• What the task asks:
The records that follow should be retyped word for word.

(Saved entries)
#####

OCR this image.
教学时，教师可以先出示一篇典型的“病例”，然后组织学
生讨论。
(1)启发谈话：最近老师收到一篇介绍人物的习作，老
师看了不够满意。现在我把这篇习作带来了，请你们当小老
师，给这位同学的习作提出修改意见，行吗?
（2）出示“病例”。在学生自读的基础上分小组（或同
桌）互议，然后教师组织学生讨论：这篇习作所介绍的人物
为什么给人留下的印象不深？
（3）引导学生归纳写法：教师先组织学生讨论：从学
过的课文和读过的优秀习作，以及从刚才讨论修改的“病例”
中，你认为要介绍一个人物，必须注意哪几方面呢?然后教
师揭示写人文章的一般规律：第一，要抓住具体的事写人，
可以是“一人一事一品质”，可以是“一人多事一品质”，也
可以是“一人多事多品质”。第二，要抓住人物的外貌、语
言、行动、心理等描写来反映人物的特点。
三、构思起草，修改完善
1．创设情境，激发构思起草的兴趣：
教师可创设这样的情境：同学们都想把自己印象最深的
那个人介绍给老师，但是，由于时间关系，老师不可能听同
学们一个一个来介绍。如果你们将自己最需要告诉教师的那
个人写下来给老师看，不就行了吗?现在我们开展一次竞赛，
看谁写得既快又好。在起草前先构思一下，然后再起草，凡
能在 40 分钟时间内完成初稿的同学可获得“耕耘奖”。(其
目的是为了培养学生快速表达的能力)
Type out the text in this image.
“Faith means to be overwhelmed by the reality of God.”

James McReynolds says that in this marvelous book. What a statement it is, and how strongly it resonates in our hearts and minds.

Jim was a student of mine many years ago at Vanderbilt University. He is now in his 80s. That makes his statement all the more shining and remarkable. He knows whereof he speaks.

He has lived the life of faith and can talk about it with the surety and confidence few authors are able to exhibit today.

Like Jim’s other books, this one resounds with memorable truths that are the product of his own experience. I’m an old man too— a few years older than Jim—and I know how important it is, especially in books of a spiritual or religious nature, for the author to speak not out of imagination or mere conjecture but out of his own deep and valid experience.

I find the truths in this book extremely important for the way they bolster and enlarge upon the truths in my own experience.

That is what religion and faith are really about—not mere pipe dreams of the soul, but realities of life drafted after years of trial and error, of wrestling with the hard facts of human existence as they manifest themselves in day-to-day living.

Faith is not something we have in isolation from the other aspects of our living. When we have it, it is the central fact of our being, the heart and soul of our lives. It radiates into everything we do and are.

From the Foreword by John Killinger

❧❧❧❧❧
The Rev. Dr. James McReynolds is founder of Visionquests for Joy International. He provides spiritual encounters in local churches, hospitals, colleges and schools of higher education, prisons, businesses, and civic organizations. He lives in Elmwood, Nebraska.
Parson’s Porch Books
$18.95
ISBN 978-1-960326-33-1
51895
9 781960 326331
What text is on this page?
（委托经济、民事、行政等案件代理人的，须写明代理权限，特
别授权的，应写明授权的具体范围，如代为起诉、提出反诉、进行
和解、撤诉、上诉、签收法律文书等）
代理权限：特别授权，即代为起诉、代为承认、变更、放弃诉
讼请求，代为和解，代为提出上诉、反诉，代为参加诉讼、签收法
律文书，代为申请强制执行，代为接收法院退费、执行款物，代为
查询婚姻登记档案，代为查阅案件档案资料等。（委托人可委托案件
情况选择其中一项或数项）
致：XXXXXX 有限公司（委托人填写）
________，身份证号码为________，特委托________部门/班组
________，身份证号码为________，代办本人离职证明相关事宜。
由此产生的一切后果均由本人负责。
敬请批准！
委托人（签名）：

#####

• Solution to this exercise:
OCR this image.
教学时，教师可以先出示一篇典型的“病例”，然后组织学
生讨论。
(1)启发谈话：最近老师收到一篇介绍人物的习作，老
师看了不够满意。现在我把这篇习作带来了，请你们当小老
师，给这位同学的习作提出修改意见，行吗?
（2）出示“病例”。在学生自读的基础上分小组（或同
桌）互议，然后教师组织学生讨论：这篇习作所介绍的人物
为什么给人留下的印象不深？
（3）引导学生归纳写法：教师先组织学生讨论：从学
过的课文和读过的优秀习作，以及从刚才讨论修改的“病例”
中，你认为要介绍一个人物，必须注意哪几方面呢?然后教
师揭示写人文章的一般规律：第一，要抓住具体的事写人，
可以是“一人一事一品质”，可以是“一人多事一品质”，也
可以是“一人多事多品质”。第二，要抓住人物的外貌、语
言、行动、心理等描写来反映人物的特点。
三、构思起草，修改完善
1．创设情境，激发构思起草的兴趣：
教师可创设这样的情境：同学们都想把自己印象最深的
那个人介绍给老师，但是，由于时间关系，老师不可能听同
学们一个一个来介绍。如果你们将自己最需要告诉教师的那
个人写下来给老师看，不就行了吗?现在我们开展一次竞赛，
看谁写得既快又好。在起草前先构思一下，然后再起草，凡
能在 40 分钟时间内完成初稿的同学可获得“耕耘奖”。(其
目的是为了培养学生快速表达的能力)
Type out the text in this image.
“Faith means to be overwhelmed by the reality of God.”

James McReynolds says that in this marvelous book. What a statement it is, and how strongly it resonates in our hearts and minds.

Jim was a student of mine many years ago at Vanderbilt University. He is now in his 80s. That makes his statement all the more shining and remarkable. He knows whereof he speaks.

He has lived the life of faith and can talk about it with the surety and confidence few authors are able to exhibit today.

Like Jim’s other books, this one resounds with memorable truths that are the product of his own experience. I’m an old man too— a few years older than Jim—and I know how important it is, especially in books of a spiritual or religious nature, for the author to speak not out of imagination or mere conjecture but out of his own deep and valid experience.

I find the truths in this book extremely important for the way they bolster and enlarge upon the truths in my own experience.

That is what religion and faith are really about—not mere pipe dreams of the soul, but realities of life drafted after years of trial and error, of wrestling with the hard facts of human existence as they manifest themselves in day-to-day living.

Faith is not something we have in isolation from the other aspects of our living. When we have it, it is the central fact of our being, the heart and soul of our lives. It radiates into everything we do and are.

From the Foreword by John Killinger

❧❧❧❧❧
The Rev. Dr. James McReynolds is founder of Visionquests for Joy International. He provides spiritual encounters in local churches, hospitals, colleges and schools of higher education, prisons, businesses, and civic organizations. He lives in Elmwood, Nebraska.
Parson’s Porch Books
$18.95
ISBN 978-1-960326-33-1
51895
9 781960 326331
What text is on this page?
（委托经济、民事、行政等案件代理人的，须写明代理权限，特
别授权的，应写明授权的具体范围，如代为起诉、提出反诉、进行
和解、撤诉、上诉、签收法律文书等）
代理权限：特别授权，即代为起诉、代为承认、变更、放弃诉
讼请求，代为和解，代为提出上诉、反诉，代为参加诉讼、签收法
律文书，代为申请强制执行，代为接收法院退费、执行款物，代为
查询婚姻登记档案，代为查阅案件档案资料等。（委托人可委托案件
情况选择其中一项或数项）
致：XXXXXX 有限公司（委托人填写）
________，身份证号码为________，特委托________部门/班组
________，身份证号码为________，代办本人离职证明相关事宜。
由此产生的一切后果均由本人负责。
敬请批准！
委托人（签名）：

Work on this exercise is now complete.